Structured figure records
◇ ◇ ◇
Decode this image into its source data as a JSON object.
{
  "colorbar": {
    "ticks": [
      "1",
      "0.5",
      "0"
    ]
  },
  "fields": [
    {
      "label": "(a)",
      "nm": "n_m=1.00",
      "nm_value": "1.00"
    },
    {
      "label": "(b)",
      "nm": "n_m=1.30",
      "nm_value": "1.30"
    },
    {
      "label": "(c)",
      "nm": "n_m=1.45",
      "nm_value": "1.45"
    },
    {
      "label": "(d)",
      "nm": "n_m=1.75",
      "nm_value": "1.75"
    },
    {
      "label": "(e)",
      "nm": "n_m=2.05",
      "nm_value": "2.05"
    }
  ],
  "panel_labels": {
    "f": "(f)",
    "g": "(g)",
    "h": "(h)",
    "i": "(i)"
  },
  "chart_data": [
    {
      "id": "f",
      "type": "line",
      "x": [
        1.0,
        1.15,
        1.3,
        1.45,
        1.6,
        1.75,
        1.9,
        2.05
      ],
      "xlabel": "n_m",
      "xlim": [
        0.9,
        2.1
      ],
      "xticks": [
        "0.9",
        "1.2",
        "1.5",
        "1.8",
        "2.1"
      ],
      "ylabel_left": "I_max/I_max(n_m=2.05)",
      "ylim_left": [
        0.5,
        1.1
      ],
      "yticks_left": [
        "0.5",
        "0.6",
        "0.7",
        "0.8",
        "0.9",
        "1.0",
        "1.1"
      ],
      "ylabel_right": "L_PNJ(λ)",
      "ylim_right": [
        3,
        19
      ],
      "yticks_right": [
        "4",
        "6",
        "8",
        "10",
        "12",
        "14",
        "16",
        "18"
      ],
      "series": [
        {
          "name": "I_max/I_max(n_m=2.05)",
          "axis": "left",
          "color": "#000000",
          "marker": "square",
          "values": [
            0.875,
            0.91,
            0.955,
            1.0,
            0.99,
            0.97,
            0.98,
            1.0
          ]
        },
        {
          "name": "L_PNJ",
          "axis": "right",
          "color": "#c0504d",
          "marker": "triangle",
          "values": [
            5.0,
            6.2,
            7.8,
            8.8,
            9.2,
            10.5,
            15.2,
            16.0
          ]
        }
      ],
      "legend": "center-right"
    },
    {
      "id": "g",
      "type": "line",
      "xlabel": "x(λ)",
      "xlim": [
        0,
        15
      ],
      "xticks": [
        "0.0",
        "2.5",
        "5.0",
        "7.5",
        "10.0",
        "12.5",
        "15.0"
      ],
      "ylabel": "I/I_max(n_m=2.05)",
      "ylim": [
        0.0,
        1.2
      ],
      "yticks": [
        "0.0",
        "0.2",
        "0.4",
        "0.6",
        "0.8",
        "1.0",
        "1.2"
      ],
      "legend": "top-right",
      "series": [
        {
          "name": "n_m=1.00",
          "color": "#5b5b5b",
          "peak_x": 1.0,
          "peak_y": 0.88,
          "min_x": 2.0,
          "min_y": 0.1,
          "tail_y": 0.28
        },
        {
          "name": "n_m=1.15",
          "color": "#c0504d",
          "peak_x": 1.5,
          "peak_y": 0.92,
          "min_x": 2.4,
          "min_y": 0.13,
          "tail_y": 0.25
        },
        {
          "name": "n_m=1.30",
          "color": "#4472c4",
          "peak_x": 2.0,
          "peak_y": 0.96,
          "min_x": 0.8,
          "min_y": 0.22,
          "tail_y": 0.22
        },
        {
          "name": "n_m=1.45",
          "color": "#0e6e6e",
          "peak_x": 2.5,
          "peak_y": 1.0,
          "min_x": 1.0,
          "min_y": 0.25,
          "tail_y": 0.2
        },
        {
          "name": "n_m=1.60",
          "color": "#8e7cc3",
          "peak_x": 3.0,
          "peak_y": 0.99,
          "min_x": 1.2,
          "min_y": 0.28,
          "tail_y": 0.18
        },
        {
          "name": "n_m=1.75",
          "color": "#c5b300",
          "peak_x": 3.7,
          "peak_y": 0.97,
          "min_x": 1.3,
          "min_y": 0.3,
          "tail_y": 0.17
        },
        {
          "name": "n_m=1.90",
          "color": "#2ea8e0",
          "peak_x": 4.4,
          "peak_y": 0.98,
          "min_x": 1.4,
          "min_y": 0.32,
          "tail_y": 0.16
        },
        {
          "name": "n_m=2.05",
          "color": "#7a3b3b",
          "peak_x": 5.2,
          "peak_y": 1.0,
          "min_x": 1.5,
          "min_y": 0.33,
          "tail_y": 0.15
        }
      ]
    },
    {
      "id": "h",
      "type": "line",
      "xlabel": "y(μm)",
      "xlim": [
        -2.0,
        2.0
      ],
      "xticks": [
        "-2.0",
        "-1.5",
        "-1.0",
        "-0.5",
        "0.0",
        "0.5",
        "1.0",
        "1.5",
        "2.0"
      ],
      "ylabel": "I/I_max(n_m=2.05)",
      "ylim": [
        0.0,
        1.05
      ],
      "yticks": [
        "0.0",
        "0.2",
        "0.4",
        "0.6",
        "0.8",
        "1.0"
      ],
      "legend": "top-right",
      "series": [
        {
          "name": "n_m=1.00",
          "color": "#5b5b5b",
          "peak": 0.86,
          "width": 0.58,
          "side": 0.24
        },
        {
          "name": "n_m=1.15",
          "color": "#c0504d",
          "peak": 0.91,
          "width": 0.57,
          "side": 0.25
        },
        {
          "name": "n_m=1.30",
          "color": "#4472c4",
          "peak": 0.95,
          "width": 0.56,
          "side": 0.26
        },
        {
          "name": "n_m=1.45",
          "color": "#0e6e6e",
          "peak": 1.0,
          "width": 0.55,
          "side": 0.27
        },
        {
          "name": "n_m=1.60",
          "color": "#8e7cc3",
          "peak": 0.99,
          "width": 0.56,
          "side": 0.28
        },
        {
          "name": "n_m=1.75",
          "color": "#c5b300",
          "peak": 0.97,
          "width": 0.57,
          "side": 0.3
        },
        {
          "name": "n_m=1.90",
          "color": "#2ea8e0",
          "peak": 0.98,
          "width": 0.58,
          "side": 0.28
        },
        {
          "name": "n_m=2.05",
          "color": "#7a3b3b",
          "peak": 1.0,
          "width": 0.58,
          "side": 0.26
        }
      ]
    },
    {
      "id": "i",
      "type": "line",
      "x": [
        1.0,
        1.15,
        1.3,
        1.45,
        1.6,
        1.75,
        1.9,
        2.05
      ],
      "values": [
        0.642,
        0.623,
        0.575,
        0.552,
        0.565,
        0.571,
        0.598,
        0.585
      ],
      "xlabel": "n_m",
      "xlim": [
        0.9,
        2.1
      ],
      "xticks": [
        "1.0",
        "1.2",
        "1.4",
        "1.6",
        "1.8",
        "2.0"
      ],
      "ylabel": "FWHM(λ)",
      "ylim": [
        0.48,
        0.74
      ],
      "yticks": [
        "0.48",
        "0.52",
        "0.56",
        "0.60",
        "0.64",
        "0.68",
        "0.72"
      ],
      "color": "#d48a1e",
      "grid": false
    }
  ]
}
◇ ◇ ◇
### Your task
Find all lines where the word "side" appears. Copy them.

### Written response
          "side": 0.24
          "side": 0.25
          "side": 0.26
          "side": 0.27
          "side": 0.28
          "side": 0.3
          "side": 0.28
          "side": 0.26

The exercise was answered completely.